== AIM ==
Please render the items as a JSON list of strings, one string per line, beginning with the first line and continuing through the line containing "table-row: Males 209". Leave out blank lines.

---

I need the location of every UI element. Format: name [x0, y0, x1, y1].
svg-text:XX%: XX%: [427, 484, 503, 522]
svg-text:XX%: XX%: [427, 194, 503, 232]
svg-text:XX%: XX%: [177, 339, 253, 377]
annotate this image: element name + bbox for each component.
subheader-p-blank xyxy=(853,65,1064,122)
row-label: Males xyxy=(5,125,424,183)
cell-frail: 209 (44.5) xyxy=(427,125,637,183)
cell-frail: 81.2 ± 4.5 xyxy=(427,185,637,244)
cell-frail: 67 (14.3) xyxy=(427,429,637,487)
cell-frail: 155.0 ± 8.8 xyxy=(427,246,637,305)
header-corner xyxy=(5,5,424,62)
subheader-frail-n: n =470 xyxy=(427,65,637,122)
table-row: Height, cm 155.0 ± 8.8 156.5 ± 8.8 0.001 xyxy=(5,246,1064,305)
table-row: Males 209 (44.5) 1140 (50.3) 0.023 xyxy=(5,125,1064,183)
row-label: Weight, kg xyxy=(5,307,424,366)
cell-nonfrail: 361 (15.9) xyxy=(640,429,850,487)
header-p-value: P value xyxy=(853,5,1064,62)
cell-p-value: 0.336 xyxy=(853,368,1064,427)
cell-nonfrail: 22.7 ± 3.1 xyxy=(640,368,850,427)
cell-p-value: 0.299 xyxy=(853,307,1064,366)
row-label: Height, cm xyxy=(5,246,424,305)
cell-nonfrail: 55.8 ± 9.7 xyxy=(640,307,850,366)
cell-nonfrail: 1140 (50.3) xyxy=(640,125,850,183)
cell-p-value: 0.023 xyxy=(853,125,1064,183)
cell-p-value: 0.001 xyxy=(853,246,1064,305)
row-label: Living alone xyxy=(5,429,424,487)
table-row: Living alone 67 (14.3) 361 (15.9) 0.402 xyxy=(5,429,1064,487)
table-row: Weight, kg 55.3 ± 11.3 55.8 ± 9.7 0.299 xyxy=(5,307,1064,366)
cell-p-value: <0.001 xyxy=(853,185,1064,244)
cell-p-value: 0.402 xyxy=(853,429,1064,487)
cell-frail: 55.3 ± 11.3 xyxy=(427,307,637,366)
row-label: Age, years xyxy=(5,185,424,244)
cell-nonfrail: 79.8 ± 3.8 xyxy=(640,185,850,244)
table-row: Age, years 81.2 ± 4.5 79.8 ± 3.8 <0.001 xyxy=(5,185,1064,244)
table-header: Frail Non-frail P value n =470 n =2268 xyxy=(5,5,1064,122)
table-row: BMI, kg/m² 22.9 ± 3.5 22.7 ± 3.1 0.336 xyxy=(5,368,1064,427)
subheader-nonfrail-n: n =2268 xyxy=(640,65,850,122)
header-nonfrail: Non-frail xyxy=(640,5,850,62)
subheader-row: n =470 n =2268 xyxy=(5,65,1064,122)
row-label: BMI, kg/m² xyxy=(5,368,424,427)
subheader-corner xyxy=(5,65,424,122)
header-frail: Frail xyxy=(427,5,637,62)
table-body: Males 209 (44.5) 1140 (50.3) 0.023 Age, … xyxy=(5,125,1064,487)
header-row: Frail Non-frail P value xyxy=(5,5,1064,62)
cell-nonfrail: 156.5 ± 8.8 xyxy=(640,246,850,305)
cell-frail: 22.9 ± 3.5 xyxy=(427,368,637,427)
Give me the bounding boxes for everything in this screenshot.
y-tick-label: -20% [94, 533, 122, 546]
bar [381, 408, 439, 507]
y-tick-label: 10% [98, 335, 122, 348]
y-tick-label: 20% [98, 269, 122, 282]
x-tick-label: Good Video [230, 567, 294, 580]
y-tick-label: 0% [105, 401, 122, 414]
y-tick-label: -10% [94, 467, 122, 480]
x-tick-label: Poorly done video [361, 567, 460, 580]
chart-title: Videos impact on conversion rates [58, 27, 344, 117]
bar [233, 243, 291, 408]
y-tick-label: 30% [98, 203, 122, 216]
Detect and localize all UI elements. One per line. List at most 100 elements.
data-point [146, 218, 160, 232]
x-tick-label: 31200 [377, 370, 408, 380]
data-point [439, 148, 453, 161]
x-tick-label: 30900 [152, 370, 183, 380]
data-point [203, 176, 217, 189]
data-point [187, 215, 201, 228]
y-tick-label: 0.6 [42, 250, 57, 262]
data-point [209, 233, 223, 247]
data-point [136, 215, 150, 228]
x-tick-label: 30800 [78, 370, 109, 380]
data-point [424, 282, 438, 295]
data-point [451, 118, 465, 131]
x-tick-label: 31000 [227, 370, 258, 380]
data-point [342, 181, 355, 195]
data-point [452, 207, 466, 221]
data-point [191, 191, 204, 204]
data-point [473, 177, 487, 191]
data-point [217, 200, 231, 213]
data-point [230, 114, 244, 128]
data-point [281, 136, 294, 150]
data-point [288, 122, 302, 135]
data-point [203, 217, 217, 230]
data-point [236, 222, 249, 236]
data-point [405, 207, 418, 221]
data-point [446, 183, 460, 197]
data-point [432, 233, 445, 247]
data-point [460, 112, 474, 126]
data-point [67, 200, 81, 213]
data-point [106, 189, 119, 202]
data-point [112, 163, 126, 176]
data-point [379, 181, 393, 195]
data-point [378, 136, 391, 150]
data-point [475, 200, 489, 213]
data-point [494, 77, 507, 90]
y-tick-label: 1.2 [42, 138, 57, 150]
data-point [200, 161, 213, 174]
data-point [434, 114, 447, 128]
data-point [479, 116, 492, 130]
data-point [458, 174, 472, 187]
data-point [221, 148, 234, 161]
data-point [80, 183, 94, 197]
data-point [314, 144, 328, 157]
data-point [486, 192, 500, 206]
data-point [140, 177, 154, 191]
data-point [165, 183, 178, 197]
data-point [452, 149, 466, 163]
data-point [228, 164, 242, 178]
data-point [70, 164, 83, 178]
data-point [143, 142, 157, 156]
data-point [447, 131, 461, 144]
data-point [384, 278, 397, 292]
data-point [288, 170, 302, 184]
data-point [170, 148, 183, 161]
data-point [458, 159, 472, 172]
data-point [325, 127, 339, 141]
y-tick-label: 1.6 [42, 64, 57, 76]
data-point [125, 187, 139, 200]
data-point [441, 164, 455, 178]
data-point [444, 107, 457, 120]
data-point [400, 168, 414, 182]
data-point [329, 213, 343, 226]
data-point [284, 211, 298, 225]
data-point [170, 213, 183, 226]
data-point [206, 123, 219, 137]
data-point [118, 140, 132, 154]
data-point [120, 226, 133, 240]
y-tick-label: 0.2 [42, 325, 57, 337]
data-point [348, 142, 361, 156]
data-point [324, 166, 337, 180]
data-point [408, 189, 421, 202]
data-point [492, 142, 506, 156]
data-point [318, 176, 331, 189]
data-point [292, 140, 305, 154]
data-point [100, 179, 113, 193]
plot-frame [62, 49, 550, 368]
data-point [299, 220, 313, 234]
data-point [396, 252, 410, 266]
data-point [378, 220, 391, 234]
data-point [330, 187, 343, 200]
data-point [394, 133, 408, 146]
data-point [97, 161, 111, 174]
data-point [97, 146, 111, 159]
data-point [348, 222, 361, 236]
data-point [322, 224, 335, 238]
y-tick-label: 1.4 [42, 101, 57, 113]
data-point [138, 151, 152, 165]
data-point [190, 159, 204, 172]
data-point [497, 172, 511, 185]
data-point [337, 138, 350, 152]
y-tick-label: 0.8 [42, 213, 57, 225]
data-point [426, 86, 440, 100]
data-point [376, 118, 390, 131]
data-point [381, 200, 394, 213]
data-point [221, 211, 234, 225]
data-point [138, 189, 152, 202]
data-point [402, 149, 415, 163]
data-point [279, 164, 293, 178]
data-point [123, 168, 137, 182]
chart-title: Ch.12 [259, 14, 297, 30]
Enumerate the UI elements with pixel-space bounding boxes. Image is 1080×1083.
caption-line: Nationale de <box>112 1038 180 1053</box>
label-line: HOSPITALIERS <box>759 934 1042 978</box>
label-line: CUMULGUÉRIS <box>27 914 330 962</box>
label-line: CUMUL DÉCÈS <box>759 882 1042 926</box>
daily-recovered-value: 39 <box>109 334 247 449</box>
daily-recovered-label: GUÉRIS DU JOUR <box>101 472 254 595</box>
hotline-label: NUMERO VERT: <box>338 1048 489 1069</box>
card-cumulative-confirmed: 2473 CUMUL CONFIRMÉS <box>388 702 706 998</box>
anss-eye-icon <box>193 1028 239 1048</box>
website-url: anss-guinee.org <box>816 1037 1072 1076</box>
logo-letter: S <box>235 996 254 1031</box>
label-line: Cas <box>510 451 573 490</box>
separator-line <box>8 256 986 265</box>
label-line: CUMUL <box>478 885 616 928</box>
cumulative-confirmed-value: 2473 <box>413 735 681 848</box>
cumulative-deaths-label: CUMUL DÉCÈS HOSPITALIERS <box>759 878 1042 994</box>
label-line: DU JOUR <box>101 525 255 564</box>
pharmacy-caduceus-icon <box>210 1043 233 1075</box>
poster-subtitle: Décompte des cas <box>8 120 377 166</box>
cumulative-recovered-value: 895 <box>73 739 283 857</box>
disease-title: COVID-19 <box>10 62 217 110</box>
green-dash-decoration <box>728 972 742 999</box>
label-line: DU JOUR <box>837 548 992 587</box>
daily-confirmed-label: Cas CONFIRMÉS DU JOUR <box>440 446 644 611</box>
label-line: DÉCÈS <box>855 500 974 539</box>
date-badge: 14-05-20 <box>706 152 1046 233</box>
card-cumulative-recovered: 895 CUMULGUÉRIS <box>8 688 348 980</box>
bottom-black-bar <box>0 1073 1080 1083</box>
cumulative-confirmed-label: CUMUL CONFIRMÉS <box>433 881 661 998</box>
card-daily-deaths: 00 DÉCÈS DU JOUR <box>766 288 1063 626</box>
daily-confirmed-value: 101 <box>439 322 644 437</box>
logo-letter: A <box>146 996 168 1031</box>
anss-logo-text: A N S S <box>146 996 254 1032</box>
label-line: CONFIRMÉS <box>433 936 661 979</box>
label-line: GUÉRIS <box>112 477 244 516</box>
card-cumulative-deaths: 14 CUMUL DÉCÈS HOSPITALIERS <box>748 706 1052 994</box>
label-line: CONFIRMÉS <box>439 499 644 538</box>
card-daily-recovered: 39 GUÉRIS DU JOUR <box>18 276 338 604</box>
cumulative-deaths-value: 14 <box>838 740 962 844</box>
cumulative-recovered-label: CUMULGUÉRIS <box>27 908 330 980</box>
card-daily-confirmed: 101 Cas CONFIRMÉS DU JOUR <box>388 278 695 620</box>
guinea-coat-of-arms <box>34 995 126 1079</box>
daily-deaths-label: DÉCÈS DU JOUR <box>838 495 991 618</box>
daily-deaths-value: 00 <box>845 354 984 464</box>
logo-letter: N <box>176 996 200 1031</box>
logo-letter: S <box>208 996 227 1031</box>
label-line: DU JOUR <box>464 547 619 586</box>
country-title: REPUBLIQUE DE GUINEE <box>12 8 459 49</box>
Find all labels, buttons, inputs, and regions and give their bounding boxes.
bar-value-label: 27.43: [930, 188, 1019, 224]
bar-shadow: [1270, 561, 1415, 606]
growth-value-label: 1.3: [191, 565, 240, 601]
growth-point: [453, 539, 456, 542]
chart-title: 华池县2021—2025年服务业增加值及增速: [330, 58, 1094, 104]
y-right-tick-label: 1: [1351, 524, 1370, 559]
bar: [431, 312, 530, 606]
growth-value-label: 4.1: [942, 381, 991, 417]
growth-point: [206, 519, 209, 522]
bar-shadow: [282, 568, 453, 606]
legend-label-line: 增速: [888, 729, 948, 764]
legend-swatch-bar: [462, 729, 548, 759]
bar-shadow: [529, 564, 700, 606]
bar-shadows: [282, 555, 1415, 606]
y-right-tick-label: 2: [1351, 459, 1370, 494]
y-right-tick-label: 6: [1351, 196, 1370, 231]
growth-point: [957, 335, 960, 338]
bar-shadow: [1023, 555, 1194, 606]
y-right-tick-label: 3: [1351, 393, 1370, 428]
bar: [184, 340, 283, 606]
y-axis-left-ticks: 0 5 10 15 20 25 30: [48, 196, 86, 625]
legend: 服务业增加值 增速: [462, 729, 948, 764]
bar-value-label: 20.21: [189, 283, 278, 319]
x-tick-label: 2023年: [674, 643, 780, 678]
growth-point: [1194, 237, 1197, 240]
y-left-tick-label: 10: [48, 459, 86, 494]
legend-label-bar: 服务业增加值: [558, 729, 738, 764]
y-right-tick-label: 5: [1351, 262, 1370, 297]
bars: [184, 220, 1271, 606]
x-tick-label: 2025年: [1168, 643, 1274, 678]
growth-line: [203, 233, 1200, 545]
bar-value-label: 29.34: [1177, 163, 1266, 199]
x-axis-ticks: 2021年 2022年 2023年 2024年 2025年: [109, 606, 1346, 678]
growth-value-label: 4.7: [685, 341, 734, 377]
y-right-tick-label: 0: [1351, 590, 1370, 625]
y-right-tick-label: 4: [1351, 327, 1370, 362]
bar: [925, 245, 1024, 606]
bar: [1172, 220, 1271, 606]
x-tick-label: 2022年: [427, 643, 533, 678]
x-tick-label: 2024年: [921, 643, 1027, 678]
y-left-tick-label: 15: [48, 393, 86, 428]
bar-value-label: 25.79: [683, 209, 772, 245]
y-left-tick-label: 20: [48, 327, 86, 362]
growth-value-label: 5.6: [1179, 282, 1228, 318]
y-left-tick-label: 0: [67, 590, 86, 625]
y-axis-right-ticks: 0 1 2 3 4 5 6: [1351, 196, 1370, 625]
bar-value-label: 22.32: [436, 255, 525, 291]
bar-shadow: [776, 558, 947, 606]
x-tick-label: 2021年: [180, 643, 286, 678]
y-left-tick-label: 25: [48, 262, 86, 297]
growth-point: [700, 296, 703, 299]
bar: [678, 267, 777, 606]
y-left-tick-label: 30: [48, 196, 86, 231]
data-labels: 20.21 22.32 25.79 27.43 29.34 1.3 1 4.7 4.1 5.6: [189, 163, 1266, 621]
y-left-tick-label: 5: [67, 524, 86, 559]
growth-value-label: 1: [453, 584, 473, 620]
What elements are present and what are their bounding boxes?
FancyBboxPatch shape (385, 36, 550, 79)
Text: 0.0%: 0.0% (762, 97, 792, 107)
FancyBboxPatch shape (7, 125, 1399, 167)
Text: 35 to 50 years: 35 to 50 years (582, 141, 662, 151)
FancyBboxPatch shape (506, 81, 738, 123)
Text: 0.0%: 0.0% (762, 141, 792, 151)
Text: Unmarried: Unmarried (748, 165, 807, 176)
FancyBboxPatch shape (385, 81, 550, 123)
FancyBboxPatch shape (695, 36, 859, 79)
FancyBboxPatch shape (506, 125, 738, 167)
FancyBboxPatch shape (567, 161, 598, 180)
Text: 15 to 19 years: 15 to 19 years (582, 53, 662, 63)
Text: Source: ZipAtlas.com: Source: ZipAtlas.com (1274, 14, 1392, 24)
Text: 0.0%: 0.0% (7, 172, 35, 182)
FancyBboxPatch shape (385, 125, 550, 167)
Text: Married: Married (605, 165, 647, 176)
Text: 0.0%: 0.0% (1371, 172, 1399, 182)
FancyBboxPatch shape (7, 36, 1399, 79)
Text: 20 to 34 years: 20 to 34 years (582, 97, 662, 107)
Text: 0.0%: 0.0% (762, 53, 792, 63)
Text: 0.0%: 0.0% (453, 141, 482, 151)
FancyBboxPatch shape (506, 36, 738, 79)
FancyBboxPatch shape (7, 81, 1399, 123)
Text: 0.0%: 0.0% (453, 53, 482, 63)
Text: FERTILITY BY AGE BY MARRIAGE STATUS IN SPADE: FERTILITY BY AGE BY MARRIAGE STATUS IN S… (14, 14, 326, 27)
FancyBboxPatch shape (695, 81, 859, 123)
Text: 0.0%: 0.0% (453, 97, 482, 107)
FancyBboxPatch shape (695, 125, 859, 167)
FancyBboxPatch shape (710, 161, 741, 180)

---

== FINISHED ANSWER ==
[
  "I need the location of every UI element. Format: name [x0, y0, x1, y1].",
  "svg-text:XX%: XX%: [427, 484, 503, 522]",
  "svg-text:XX%: XX%: [427, 194, 503, 232]",
  "svg-text:XX%: XX%: [177, 339, 253, 377]",
  "annotate this image: element name + bbox for each component.",
  "subheader-p-blank xyxy=(853,65,1064,122)",
  "row-label: Males xyxy=(5,125,424,183)",
  "cell-frail: 209 (44.5) xyxy=(427,125,637,183)",
  "cell-frail: 81.2 ± 4.5 xyxy=(427,185,637,244)",
  "cell-frail: 67 (14.3) xyxy=(427,429,637,487)",
  "cell-frail: 155.0 ± 8.8 xyxy=(427,246,637,305)",
  "header-corner xyxy=(5,5,424,62)",
  "subheader-frail-n: n =470 xyxy=(427,65,637,122)",
  "table-row: Height, cm 155.0 ± 8.8 156.5 ± 8.8 0.001 xyxy=(5,246,1064,305)",
  "table-row: Males 209 (44.5) 1140 (50.3) 0.023 xyxy=(5,125,1064,183)"
]